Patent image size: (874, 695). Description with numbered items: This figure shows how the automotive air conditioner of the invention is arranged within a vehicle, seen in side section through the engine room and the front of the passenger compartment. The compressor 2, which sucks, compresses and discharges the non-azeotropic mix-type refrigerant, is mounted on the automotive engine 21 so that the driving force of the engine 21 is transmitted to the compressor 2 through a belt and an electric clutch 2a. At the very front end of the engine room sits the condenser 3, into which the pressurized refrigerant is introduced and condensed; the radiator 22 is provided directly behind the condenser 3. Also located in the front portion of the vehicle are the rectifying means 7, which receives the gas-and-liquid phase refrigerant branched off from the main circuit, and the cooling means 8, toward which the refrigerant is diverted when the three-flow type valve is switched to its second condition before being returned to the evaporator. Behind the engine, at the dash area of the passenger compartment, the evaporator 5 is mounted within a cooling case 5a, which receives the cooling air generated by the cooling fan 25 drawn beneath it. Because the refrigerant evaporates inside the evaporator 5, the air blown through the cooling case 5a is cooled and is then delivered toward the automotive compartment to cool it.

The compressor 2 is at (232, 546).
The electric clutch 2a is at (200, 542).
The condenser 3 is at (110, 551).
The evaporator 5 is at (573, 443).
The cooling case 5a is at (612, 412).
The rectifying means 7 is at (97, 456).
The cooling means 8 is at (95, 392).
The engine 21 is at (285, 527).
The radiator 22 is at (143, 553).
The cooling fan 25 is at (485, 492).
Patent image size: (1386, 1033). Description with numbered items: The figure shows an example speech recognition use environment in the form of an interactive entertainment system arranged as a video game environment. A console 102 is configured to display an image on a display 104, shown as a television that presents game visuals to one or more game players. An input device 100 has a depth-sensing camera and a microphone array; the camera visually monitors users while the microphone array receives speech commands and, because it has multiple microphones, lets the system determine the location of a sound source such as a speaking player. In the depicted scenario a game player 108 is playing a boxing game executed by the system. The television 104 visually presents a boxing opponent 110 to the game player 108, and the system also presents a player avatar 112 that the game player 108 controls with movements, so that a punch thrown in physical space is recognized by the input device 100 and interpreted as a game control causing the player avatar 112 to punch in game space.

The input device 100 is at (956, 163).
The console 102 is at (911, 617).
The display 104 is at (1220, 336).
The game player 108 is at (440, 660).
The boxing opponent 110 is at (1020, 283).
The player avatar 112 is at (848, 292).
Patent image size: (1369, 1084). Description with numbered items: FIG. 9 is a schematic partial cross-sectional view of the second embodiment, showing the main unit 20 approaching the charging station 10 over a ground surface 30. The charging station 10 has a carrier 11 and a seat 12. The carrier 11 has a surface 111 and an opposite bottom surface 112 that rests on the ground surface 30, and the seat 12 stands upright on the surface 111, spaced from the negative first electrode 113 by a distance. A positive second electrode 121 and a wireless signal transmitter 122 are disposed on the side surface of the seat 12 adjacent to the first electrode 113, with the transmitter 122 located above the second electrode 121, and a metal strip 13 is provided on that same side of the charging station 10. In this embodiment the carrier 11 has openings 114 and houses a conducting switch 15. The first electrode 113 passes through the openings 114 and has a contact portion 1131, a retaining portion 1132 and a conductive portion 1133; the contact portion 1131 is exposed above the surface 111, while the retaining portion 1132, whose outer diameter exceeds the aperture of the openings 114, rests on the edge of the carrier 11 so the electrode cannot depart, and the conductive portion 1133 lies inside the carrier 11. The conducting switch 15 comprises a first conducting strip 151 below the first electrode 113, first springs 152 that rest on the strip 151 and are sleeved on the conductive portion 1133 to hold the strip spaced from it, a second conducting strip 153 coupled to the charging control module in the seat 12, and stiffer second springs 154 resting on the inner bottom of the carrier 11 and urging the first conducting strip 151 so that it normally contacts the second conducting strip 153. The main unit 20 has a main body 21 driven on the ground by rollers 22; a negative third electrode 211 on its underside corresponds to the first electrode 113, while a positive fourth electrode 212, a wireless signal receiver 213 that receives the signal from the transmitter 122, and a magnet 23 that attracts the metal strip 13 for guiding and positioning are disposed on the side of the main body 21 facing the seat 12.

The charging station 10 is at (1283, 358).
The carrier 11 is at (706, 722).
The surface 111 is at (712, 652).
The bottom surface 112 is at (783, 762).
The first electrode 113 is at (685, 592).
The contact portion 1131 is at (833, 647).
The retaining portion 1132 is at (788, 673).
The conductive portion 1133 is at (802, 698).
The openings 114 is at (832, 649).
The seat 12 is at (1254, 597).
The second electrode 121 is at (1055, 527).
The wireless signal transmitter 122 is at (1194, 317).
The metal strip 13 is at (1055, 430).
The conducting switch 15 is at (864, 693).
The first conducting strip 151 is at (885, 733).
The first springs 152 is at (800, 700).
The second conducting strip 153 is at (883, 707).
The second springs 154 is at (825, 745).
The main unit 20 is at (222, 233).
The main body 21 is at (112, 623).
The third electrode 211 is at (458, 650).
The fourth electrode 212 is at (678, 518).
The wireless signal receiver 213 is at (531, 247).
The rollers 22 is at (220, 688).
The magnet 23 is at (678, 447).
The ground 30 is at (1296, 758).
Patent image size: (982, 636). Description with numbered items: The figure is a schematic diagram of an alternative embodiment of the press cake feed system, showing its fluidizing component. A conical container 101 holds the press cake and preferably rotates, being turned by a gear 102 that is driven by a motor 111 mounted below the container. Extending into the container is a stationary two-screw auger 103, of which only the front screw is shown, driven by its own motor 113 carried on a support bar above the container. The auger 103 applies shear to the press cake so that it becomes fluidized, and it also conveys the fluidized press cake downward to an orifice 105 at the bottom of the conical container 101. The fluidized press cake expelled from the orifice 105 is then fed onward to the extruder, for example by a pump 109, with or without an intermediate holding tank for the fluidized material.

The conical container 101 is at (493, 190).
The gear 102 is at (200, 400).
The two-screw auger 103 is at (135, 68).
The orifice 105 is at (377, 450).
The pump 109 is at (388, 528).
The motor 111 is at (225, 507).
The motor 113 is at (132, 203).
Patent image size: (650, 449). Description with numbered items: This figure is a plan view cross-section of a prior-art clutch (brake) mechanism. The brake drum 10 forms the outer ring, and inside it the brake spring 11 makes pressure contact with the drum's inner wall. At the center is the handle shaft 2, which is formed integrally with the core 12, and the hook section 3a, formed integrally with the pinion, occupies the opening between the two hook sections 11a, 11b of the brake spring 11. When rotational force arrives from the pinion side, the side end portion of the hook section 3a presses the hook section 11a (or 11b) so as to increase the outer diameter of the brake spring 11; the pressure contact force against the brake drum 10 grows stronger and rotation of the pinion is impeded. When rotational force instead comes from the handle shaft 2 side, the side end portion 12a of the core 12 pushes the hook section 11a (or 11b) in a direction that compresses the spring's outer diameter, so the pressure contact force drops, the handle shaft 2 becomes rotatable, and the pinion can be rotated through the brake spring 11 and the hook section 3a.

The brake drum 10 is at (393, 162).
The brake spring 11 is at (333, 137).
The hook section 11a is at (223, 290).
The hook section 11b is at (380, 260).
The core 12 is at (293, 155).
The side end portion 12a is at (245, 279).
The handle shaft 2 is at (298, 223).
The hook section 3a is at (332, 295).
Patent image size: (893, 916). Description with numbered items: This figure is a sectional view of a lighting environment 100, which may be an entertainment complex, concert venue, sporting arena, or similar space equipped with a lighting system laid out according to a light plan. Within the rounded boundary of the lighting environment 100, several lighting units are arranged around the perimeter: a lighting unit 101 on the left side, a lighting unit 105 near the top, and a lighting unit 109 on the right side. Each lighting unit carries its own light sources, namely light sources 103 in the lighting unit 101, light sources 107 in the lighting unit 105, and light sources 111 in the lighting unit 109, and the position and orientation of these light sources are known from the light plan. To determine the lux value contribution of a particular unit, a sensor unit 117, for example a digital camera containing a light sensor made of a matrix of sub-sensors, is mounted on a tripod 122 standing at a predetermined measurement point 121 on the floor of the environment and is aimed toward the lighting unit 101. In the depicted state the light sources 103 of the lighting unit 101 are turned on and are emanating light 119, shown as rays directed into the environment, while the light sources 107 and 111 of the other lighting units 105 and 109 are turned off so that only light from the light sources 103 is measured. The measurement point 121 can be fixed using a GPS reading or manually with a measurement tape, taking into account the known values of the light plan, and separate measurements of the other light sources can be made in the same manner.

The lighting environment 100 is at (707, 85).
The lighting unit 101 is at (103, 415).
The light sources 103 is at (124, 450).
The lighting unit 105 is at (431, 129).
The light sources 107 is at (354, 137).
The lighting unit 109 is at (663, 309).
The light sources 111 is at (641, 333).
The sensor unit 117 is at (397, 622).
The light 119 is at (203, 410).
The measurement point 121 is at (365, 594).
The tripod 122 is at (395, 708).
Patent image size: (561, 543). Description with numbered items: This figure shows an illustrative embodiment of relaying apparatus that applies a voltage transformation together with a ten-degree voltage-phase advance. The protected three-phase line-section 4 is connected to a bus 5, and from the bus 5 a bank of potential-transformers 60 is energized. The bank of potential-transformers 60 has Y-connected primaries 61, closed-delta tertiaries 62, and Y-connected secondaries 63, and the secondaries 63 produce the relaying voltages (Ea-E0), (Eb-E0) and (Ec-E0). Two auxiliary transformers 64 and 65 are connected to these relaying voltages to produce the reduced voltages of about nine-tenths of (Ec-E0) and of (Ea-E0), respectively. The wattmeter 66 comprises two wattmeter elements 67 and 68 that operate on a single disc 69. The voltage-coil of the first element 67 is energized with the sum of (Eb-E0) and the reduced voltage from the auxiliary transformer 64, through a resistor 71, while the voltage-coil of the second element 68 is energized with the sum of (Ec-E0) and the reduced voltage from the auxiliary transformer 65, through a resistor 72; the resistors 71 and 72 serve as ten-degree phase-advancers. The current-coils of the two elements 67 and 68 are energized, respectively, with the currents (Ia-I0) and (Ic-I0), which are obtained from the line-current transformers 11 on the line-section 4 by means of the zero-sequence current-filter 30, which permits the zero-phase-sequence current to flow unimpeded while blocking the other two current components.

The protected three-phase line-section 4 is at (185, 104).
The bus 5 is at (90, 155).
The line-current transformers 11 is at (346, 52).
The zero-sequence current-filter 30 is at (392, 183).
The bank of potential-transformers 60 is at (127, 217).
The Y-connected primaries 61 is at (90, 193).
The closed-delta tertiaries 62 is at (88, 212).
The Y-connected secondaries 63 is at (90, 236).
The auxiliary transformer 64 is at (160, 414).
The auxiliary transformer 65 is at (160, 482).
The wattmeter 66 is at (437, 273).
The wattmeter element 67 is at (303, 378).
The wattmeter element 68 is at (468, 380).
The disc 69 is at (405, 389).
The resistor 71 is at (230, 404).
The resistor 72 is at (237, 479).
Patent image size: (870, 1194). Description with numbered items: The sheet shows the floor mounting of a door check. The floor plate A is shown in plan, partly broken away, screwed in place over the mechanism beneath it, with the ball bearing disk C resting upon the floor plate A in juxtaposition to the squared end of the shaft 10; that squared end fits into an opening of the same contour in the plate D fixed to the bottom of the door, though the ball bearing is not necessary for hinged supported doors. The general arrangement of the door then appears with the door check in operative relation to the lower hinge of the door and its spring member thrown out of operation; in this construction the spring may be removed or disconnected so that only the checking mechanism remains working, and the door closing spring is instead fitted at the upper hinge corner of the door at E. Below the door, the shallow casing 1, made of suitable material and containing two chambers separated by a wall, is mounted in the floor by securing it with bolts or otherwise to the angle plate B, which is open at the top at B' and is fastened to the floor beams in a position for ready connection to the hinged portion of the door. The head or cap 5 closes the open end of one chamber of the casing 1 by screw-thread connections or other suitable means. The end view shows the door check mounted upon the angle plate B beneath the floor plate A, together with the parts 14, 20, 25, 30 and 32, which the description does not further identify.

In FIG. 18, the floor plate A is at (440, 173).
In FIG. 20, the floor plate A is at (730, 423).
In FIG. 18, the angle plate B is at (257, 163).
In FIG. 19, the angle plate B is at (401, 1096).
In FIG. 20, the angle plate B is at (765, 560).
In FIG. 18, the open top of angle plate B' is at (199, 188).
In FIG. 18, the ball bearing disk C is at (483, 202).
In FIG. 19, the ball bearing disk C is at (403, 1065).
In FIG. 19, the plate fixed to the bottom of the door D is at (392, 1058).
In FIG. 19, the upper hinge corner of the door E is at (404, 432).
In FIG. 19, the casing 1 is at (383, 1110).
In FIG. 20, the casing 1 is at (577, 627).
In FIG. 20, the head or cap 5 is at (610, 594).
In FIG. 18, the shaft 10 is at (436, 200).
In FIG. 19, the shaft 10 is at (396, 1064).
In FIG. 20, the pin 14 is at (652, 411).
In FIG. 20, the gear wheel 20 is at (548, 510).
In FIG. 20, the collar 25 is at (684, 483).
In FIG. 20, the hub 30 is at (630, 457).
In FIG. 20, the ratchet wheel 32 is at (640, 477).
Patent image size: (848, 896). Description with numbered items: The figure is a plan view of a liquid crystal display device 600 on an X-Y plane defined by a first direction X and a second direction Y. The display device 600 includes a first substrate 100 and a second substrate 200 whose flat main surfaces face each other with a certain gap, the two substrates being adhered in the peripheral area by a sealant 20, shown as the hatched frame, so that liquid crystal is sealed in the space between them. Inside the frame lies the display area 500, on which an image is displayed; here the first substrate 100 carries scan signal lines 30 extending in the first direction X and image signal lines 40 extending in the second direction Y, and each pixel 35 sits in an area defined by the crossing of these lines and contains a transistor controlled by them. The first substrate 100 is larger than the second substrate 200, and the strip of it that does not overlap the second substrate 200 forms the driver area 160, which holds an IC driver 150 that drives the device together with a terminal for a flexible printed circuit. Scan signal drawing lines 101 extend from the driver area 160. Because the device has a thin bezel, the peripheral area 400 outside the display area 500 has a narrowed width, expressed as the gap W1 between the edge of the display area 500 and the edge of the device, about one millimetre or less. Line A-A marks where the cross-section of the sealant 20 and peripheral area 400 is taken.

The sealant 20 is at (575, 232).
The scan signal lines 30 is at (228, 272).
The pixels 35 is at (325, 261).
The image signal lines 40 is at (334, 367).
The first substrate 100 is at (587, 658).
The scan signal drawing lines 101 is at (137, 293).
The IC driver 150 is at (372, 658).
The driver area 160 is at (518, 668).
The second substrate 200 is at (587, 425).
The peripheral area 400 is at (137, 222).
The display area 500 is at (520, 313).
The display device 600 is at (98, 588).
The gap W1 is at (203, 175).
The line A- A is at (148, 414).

● **What you have to do**: Swap "interactive entertainment system" for "interactive gaming system" in the stretch from the line containing "Patent image size: (1386, 1033)." through the line containing "The player avatar 112 is at (848, 292).", and give back only those lines with nothing else altered.

● **Written reply**:
Patent image size: (1386, 1033). Description with numbered items: The figure shows an example speech recognition use environment in the form of an interactive gaming system arranged as a video game environment. A console 102 is configured to display an image on a display 104, shown as a television that presents game visuals to one or more game players. An input device 100 has a depth-sensing camera and a microphone array; the camera visually monitors users while the microphone array receives speech commands and, because it has multiple microphones, lets the system determine the location of a sound source such as a speaking player. In the depicted scenario a game player 108 is playing a boxing game executed by the system. The television 104 visually presents a boxing opponent 110 to the game player 108, and the system also presents a player avatar 112 that the game player 108 controls with movements, so that a punch thrown in physical space is recognized by the input device 100 and interpreted as a game control causing the player avatar 112 to punch in game space.

The input device 100 is at (956, 163).
The console 102 is at (911, 617).
The display 104 is at (1220, 336).
The game player 108 is at (440, 660).
The boxing opponent 110 is at (1020, 283).
The player avatar 112 is at (848, 292).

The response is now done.